→ Material:

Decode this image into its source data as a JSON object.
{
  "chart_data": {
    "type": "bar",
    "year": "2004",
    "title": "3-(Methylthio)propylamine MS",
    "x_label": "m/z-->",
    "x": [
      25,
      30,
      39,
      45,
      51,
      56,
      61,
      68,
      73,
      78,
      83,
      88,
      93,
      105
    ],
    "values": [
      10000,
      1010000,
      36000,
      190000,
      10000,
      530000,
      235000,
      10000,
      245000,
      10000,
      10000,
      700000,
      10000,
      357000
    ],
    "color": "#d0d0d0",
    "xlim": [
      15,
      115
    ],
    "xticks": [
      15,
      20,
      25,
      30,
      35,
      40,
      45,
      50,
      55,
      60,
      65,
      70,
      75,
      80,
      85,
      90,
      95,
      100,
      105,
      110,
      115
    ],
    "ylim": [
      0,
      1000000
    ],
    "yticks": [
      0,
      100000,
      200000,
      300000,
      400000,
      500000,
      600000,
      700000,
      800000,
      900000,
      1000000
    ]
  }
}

→ Task to complete:
Every line of the data above should be reproduced word for word.

→ Response:
Decode this image into its source data as a JSON object.
{
  "chart_data": {
    "type": "bar",
    "year": "2004",
    "title": "3-(Methylthio)propylamine MS",
    "x_label": "m/z-->",
    "x": [
      25,
      30,
      39,
      45,
      51,
      56,
      61,
      68,
      73,
      78,
      83,
      88,
      93,
      105
    ],
    "values": [
      10000,
      1010000,
      36000,
      190000,
      10000,
      530000,
      235000,
      10000,
      245000,
      10000,
      10000,
      700000,
      10000,
      357000
    ],
    "color": "#d0d0d0",
    "xlim": [
      15,
      115
    ],
    "xticks": [
      15,
      20,
      25,
      30,
      35,
      40,
      45,
      50,
      55,
      60,
      65,
      70,
      75,
      80,
      85,
      90,
      95,
      100,
      105,
      110,
      115
    ],
    "ylim": [
      0,
      1000000
    ],
    "yticks": [
      0,
      100000,
      200000,
      300000,
      400000,
      500000,
      600000,
      700000,
      800000,
      900000,
      1000000
    ]
  }
}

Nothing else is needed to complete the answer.